EXERCISE INPUT ->
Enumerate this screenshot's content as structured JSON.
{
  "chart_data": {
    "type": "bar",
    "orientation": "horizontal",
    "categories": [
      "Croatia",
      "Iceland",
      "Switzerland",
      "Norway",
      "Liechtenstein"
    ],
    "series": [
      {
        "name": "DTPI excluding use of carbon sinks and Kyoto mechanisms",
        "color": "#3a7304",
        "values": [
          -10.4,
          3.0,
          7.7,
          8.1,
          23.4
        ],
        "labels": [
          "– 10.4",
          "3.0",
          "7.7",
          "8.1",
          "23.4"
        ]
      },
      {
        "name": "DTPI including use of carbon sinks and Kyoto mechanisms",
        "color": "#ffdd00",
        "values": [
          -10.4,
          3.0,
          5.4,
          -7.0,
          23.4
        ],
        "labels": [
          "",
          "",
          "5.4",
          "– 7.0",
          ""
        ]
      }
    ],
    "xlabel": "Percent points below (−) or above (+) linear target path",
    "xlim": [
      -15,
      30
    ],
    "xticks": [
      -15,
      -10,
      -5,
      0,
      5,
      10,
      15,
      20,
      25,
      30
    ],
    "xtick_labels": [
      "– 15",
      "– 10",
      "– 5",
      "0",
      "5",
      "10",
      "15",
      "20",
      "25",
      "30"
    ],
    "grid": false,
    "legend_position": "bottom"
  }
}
* * *
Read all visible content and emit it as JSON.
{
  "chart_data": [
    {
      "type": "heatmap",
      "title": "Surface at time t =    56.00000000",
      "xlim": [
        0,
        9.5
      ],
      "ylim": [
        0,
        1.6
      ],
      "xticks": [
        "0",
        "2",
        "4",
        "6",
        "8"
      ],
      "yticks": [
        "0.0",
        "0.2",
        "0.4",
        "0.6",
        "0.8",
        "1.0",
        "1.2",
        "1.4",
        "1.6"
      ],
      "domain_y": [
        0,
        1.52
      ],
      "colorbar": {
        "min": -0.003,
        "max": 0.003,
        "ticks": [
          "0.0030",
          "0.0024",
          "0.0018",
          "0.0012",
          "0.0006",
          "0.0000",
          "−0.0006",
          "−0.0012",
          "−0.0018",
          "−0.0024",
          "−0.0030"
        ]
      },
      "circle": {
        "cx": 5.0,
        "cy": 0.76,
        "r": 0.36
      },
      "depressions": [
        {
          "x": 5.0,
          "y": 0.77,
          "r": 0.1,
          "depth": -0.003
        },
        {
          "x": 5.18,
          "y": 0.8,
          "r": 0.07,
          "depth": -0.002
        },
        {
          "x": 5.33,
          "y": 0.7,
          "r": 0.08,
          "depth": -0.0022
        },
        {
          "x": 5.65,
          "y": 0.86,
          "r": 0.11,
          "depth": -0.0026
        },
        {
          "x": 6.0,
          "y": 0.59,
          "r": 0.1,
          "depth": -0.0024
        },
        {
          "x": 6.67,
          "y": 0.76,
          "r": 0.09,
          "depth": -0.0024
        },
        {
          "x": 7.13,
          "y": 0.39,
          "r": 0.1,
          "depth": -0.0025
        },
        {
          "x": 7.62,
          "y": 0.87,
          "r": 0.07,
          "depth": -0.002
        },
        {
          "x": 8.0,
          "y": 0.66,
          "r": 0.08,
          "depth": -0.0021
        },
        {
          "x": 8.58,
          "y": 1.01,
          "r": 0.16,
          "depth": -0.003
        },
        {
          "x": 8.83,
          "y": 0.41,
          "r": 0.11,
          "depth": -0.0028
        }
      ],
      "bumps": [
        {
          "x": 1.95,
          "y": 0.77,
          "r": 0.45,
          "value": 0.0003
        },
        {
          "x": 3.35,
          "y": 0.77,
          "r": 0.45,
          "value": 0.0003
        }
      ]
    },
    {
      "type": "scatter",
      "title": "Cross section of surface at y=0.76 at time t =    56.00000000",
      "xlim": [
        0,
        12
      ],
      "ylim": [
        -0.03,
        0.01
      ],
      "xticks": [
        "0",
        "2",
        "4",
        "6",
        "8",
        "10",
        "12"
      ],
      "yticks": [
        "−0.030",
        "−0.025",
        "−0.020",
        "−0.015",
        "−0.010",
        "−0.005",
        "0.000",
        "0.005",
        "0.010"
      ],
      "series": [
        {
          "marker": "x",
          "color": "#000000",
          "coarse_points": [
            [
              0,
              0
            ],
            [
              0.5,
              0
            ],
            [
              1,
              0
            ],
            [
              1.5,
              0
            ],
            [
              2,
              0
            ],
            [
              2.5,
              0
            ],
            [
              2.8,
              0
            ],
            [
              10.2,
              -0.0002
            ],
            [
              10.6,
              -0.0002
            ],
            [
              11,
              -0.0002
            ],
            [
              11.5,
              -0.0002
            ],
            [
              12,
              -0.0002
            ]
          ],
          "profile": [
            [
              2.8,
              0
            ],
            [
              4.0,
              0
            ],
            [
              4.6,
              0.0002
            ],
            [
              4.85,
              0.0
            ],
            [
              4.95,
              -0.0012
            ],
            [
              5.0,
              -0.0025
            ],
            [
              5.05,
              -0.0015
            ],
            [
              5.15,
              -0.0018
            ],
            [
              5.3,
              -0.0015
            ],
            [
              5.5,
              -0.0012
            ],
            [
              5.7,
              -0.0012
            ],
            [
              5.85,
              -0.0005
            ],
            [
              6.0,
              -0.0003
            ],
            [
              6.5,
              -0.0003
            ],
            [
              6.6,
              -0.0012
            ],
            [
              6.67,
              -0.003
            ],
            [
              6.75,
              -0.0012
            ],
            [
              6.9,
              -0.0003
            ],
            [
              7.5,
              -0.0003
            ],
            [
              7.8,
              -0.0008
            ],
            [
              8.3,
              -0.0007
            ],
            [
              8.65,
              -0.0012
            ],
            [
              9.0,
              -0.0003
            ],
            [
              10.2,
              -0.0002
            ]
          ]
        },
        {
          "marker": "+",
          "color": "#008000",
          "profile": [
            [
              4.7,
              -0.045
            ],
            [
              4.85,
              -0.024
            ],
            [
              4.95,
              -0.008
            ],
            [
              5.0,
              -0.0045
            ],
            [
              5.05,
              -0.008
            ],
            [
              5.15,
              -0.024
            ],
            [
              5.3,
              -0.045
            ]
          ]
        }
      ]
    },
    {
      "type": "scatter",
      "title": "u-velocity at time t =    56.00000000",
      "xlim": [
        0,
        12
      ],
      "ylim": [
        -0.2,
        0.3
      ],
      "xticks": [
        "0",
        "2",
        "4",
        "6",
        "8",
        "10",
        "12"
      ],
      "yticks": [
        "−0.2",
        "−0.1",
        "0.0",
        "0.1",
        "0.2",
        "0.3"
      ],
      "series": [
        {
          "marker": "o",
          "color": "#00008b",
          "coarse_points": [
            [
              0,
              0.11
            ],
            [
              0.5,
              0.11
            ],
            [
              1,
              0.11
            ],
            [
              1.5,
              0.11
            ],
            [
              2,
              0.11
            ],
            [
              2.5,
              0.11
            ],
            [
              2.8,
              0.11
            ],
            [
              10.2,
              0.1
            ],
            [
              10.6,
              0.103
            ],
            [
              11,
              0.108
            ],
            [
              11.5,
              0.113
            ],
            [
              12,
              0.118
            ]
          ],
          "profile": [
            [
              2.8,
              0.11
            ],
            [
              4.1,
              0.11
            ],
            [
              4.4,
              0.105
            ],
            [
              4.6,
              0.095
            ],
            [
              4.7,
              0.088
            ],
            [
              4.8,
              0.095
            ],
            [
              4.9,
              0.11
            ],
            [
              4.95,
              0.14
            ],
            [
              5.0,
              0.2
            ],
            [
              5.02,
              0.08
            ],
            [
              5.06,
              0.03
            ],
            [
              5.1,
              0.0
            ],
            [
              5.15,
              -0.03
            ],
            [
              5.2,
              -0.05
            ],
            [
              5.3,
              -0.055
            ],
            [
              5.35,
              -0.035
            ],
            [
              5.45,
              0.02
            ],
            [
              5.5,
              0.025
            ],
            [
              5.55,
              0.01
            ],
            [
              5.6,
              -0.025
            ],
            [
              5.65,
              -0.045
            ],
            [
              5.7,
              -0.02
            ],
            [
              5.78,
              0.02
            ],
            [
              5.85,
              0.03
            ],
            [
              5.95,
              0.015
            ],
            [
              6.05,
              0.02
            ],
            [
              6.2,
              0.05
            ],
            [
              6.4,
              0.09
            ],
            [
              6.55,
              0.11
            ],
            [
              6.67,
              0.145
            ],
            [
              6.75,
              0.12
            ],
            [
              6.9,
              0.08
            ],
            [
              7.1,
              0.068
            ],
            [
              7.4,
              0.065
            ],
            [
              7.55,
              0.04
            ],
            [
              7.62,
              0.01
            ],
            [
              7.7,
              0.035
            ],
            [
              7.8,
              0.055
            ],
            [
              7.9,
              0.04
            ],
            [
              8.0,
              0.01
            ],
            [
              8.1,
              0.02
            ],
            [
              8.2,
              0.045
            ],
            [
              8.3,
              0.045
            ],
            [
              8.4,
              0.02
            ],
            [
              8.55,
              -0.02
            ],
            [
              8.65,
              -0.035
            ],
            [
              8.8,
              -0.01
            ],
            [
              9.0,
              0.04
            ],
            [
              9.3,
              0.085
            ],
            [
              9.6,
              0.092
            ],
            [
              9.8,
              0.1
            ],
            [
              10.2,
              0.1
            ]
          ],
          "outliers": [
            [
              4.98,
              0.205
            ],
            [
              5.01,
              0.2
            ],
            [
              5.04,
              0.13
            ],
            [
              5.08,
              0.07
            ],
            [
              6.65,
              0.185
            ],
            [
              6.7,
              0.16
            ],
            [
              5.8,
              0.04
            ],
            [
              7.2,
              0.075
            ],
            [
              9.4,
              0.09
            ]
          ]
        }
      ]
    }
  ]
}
* * *
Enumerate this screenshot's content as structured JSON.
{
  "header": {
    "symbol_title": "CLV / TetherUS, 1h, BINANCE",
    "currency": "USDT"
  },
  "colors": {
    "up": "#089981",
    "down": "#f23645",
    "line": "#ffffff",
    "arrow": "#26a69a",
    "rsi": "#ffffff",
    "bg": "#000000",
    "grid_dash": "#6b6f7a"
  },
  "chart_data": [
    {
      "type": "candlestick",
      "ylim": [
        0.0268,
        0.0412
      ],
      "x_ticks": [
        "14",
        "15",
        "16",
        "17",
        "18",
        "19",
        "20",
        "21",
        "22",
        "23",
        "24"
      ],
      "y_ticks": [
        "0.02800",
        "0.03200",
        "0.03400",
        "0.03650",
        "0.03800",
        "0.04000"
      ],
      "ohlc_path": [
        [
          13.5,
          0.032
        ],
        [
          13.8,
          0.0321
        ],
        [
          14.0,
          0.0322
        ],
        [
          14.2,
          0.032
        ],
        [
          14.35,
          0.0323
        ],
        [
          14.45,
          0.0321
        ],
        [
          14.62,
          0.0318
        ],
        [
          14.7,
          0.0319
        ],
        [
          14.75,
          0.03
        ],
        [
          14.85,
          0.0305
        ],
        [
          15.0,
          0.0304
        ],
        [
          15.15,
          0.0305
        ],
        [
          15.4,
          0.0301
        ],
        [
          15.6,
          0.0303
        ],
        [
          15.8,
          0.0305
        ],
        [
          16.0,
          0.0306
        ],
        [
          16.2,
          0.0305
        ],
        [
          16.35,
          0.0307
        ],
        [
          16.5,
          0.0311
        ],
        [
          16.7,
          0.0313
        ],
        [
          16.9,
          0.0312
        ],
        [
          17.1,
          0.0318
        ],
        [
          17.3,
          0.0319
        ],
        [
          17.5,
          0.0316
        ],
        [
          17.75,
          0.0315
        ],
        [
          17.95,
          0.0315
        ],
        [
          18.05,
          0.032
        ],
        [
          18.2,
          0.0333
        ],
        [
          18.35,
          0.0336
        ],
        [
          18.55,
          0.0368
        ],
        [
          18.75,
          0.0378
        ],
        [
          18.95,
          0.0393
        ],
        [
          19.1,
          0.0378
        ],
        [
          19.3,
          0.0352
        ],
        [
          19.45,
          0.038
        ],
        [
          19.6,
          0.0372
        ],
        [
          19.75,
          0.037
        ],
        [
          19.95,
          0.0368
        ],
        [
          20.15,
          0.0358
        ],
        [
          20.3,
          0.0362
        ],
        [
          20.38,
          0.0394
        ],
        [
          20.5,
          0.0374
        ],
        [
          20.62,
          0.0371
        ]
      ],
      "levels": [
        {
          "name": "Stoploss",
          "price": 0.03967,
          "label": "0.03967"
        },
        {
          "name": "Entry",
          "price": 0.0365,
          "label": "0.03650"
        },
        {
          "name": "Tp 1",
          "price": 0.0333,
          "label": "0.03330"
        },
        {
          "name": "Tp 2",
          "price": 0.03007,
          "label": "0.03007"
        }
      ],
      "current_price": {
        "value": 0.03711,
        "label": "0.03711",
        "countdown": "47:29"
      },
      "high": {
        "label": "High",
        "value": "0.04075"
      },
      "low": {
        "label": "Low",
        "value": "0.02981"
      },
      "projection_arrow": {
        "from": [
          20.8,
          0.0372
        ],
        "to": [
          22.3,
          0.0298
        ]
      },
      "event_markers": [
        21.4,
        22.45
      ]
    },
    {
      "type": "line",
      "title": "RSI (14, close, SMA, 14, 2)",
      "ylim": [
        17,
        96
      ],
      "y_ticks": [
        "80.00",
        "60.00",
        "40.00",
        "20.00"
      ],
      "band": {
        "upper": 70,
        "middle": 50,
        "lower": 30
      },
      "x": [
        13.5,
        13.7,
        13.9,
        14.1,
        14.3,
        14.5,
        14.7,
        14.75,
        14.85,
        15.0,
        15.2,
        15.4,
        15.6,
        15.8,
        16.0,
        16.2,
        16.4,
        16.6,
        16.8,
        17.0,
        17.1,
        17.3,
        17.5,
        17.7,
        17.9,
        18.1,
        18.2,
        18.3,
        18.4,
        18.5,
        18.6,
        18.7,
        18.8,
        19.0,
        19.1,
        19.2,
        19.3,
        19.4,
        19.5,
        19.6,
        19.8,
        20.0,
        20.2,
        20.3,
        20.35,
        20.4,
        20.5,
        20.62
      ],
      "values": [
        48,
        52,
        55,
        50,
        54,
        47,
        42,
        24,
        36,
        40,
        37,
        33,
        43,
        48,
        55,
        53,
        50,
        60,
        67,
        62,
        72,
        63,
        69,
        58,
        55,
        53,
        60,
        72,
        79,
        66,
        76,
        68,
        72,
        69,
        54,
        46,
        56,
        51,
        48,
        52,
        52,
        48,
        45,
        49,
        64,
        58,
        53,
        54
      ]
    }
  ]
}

WORK TO DO -> Select all lines in the listing that include the word "depth".

TASK SOLUTION ->
          "depth": -0.003
          "depth": -0.002
          "depth": -0.0022
          "depth": -0.0026
          "depth": -0.0024
          "depth": -0.0024
          "depth": -0.0025
          "depth": -0.002
          "depth": -0.0021
          "depth": -0.003
          "depth": -0.0028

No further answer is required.